What this task involves - Quote the listing below in its entirety.

Input material -
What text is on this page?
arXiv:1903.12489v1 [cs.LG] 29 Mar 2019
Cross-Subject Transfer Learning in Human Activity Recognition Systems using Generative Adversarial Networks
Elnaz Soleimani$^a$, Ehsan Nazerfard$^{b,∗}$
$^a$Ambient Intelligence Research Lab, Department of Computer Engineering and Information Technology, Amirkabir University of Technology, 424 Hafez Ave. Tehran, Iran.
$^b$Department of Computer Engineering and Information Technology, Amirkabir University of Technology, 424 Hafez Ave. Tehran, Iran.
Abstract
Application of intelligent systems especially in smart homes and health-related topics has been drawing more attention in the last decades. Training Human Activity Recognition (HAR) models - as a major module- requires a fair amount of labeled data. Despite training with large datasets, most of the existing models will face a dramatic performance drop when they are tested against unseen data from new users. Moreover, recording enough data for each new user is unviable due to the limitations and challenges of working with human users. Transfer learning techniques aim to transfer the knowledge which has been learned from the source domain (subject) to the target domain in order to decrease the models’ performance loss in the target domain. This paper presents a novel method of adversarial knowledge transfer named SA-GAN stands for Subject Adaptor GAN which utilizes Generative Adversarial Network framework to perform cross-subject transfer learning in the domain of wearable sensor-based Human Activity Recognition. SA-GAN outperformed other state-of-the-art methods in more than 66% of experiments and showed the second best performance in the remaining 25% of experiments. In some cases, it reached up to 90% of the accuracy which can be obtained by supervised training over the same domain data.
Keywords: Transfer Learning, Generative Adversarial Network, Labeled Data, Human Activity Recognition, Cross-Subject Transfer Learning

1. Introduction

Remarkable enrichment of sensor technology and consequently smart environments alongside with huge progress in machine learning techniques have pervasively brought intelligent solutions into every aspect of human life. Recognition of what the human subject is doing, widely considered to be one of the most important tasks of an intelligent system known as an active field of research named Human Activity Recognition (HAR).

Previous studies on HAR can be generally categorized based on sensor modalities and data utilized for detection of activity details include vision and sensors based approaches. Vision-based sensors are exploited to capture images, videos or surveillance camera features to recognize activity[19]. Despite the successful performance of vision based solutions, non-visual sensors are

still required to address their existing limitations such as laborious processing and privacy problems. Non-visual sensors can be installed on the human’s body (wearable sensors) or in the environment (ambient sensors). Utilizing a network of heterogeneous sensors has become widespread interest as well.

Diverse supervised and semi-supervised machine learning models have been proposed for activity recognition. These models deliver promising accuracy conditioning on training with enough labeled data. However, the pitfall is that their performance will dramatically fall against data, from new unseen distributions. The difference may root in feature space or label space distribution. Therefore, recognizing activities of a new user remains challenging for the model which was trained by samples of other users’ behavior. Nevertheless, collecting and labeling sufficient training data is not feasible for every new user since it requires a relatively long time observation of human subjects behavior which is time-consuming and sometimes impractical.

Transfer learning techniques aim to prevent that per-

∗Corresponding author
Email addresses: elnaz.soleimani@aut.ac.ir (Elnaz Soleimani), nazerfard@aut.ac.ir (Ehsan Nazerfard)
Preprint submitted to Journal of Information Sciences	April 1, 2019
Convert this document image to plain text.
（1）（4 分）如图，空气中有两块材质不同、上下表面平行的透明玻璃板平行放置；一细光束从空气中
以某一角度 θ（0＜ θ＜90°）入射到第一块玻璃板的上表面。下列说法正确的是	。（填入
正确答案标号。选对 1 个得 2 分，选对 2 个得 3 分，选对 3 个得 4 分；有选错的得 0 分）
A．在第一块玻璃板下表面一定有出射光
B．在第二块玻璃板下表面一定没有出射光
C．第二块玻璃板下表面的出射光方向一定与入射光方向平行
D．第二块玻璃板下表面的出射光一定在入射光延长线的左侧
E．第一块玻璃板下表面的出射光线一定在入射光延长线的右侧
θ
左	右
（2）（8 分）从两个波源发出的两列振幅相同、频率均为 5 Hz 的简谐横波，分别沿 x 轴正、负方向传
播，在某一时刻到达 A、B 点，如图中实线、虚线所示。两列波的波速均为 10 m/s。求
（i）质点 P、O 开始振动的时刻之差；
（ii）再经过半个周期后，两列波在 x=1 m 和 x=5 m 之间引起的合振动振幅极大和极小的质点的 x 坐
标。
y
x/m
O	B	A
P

Correct response -
What text is on this page?
arXiv:1903.12489v1 [cs.LG] 29 Mar 2019
Cross-Subject Transfer Learning in Human Activity Recognition Systems using Generative Adversarial Networks
Elnaz Soleimani$^a$, Ehsan Nazerfard$^{b,∗}$
$^a$Ambient Intelligence Research Lab, Department of Computer Engineering and Information Technology, Amirkabir University of Technology, 424 Hafez Ave. Tehran, Iran.
$^b$Department of Computer Engineering and Information Technology, Amirkabir University of Technology, 424 Hafez Ave. Tehran, Iran.
Abstract
Application of intelligent systems especially in smart homes and health-related topics has been drawing more attention in the last decades. Training Human Activity Recognition (HAR) models - as a major module- requires a fair amount of labeled data. Despite training with large datasets, most of the existing models will face a dramatic performance drop when they are tested against unseen data from new users. Moreover, recording enough data for each new user is unviable due to the limitations and challenges of working with human users. Transfer learning techniques aim to transfer the knowledge which has been learned from the source domain (subject) to the target domain in order to decrease the models’ performance loss in the target domain. This paper presents a novel method of adversarial knowledge transfer named SA-GAN stands for Subject Adaptor GAN which utilizes Generative Adversarial Network framework to perform cross-subject transfer learning in the domain of wearable sensor-based Human Activity Recognition. SA-GAN outperformed other state-of-the-art methods in more than 66% of experiments and showed the second best performance in the remaining 25% of experiments. In some cases, it reached up to 90% of the accuracy which can be obtained by supervised training over the same domain data.
Keywords: Transfer Learning, Generative Adversarial Network, Labeled Data, Human Activity Recognition, Cross-Subject Transfer Learning

1. Introduction

Remarkable enrichment of sensor technology and consequently smart environments alongside with huge progress in machine learning techniques have pervasively brought intelligent solutions into every aspect of human life. Recognition of what the human subject is doing, widely considered to be one of the most important tasks of an intelligent system known as an active field of research named Human Activity Recognition (HAR).

Previous studies on HAR can be generally categorized based on sensor modalities and data utilized for detection of activity details include vision and sensors based approaches. Vision-based sensors are exploited to capture images, videos or surveillance camera features to recognize activity[19]. Despite the successful performance of vision based solutions, non-visual sensors are

still required to address their existing limitations such as laborious processing and privacy problems. Non-visual sensors can be installed on the human’s body (wearable sensors) or in the environment (ambient sensors). Utilizing a network of heterogeneous sensors has become widespread interest as well.

Diverse supervised and semi-supervised machine learning models have been proposed for activity recognition. These models deliver promising accuracy conditioning on training with enough labeled data. However, the pitfall is that their performance will dramatically fall against data, from new unseen distributions. The difference may root in feature space or label space distribution. Therefore, recognizing activities of a new user remains challenging for the model which was trained by samples of other users’ behavior. Nevertheless, collecting and labeling sufficient training data is not feasible for every new user since it requires a relatively long time observation of human subjects behavior which is time-consuming and sometimes impractical.

Transfer learning techniques aim to prevent that per-

∗Corresponding author
Email addresses: elnaz.soleimani@aut.ac.ir (Elnaz Soleimani), nazerfard@aut.ac.ir (Ehsan Nazerfard)
Preprint submitted to Journal of Information Sciences	April 1, 2019
Convert this document image to plain text.
（1）（4 分）如图，空气中有两块材质不同、上下表面平行的透明玻璃板平行放置；一细光束从空气中
以某一角度 θ（0＜ θ＜90°）入射到第一块玻璃板的上表面。下列说法正确的是	。（填入
正确答案标号。选对 1 个得 2 分，选对 2 个得 3 分，选对 3 个得 4 分；有选错的得 0 分）
A．在第一块玻璃板下表面一定有出射光
B．在第二块玻璃板下表面一定没有出射光
C．第二块玻璃板下表面的出射光方向一定与入射光方向平行
D．第二块玻璃板下表面的出射光一定在入射光延长线的左侧
E．第一块玻璃板下表面的出射光线一定在入射光延长线的右侧
θ
左	右
（2）（8 分）从两个波源发出的两列振幅相同、频率均为 5 Hz 的简谐横波，分别沿 x 轴正、负方向传
播，在某一时刻到达 A、B 点，如图中实线、虚线所示。两列波的波速均为 10 m/s。求
（i）质点 P、O 开始振动的时刻之差；
（ii）再经过半个周期后，两列波在 x=1 m 和 x=5 m 之间引起的合振动振幅极大和极小的质点的 x 坐
标。
y
x/m
O	B	A
P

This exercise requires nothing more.